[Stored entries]
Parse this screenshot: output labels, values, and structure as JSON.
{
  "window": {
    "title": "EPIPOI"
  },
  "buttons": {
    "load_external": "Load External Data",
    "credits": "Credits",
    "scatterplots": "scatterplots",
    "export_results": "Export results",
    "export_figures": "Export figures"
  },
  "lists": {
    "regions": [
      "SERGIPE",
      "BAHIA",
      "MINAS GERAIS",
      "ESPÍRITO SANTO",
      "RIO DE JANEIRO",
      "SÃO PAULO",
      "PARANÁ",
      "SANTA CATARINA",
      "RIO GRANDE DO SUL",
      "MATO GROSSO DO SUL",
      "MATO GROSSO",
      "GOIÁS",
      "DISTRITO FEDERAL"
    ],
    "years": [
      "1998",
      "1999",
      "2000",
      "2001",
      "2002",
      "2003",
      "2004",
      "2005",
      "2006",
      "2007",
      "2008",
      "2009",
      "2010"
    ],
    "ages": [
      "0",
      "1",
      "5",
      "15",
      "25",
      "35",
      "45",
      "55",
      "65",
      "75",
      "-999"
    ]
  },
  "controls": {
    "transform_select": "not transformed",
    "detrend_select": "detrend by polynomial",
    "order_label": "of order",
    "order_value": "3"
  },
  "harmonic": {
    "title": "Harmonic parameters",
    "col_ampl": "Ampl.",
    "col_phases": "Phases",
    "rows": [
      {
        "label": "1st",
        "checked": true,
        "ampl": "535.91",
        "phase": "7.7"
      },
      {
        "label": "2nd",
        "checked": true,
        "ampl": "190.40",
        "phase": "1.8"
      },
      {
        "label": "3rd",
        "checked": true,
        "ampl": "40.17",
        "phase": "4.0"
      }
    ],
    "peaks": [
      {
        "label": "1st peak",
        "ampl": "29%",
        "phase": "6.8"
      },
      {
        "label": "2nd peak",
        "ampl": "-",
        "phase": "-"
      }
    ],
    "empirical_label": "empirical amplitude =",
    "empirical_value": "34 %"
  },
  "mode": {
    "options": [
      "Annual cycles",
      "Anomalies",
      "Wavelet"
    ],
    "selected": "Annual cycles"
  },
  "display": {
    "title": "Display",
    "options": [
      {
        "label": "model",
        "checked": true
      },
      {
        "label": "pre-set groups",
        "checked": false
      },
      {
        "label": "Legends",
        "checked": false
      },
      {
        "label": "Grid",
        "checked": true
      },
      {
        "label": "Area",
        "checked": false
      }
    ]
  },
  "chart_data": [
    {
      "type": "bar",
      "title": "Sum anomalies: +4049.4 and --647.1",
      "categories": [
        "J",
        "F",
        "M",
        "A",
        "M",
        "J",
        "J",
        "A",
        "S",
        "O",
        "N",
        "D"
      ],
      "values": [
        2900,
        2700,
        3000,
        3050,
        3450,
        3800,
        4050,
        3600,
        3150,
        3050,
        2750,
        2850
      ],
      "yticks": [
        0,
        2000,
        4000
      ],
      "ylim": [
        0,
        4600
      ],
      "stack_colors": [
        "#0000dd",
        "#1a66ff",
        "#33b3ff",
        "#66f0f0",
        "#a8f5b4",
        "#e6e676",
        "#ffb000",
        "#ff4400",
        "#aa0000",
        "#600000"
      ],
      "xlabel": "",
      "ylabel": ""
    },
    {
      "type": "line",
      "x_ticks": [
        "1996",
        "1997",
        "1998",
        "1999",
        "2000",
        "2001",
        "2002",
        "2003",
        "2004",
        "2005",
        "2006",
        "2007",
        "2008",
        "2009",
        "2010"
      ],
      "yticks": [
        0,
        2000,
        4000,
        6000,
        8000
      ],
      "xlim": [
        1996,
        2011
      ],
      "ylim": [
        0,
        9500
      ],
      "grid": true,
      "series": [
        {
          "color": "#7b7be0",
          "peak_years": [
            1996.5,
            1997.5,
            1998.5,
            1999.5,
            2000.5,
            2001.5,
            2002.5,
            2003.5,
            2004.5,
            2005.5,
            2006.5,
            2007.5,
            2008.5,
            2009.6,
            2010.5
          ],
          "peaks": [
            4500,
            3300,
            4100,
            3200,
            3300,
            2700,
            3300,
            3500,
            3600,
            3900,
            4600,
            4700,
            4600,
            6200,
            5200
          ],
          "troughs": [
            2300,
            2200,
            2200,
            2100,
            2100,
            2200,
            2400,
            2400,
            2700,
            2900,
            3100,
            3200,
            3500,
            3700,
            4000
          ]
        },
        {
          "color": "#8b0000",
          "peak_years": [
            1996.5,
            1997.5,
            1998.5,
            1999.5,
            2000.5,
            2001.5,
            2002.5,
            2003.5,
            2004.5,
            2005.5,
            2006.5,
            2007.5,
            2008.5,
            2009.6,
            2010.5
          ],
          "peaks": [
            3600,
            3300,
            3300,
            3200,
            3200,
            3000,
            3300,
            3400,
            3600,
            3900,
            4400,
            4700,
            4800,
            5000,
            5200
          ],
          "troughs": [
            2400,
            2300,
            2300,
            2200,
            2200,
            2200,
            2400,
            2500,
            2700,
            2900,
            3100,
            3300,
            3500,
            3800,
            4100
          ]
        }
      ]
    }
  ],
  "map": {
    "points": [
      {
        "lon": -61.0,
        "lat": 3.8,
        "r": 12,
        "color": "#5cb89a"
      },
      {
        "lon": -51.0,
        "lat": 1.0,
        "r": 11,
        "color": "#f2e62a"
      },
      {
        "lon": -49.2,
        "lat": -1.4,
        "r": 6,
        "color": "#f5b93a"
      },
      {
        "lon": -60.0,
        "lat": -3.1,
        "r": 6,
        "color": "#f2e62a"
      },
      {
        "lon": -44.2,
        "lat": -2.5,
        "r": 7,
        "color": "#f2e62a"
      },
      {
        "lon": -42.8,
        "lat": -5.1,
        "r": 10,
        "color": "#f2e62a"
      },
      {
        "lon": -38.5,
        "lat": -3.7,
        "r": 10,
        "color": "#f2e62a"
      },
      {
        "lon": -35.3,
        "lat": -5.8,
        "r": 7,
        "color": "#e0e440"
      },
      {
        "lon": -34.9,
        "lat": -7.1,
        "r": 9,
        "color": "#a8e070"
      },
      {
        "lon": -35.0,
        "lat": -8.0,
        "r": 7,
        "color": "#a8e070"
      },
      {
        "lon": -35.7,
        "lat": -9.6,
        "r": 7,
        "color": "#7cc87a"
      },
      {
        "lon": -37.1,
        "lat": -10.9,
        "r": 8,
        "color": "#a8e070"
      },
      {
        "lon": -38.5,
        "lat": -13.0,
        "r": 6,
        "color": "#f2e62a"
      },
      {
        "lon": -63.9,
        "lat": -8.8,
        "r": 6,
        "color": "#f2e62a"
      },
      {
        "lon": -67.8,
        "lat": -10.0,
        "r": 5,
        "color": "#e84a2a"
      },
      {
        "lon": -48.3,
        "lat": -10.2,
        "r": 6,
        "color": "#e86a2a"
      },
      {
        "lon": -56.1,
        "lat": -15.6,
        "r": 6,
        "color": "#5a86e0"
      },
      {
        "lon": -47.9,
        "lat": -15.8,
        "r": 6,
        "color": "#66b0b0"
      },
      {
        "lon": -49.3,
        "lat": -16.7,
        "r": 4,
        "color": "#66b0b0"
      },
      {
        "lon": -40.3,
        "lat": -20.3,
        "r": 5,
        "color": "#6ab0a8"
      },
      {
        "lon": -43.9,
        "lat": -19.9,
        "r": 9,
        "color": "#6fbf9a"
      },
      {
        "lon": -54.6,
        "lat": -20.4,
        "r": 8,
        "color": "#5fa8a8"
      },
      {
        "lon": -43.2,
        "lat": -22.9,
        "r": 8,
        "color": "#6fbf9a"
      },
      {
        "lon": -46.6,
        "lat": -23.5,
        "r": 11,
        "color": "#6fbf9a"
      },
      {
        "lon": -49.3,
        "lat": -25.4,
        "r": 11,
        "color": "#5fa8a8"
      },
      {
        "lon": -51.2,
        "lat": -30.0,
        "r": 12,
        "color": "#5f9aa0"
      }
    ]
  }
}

» What the exercise asks
Say, as a single number and nothing more, how many lines of the entries contain the word "title".

» Result for this exercise
4